Work required
Set down every record once more, exactly as given.

Data for this task

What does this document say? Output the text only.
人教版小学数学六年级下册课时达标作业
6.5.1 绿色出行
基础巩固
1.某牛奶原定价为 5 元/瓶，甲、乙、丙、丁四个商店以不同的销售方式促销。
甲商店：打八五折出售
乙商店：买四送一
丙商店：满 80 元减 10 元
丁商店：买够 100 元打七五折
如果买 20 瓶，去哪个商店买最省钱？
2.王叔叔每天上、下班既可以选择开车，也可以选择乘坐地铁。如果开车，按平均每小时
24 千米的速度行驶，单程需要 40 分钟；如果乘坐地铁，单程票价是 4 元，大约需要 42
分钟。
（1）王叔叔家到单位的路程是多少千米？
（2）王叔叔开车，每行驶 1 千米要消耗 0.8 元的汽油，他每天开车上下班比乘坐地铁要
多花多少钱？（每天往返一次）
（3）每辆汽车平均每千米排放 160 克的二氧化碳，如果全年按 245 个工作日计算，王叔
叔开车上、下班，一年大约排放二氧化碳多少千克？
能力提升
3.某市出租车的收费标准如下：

Answer for this exercise
What does this document say? Output the text only.
人教版小学数学六年级下册课时达标作业
6.5.1 绿色出行
基础巩固
1.某牛奶原定价为 5 元/瓶，甲、乙、丙、丁四个商店以不同的销售方式促销。
甲商店：打八五折出售
乙商店：买四送一
丙商店：满 80 元减 10 元
丁商店：买够 100 元打七五折
如果买 20 瓶，去哪个商店买最省钱？
2.王叔叔每天上、下班既可以选择开车，也可以选择乘坐地铁。如果开车，按平均每小时
24 千米的速度行驶，单程需要 40 分钟；如果乘坐地铁，单程票价是 4 元，大约需要 42
分钟。
（1）王叔叔家到单位的路程是多少千米？
（2）王叔叔开车，每行驶 1 千米要消耗 0.8 元的汽油，他每天开车上下班比乘坐地铁要
多花多少钱？（每天往返一次）
（3）每辆汽车平均每千米排放 160 克的二氧化碳，如果全年按 245 个工作日计算，王叔
叔开车上、下班，一年大约排放二氧化碳多少千克？
能力提升
3.某市出租车的收费标准如下：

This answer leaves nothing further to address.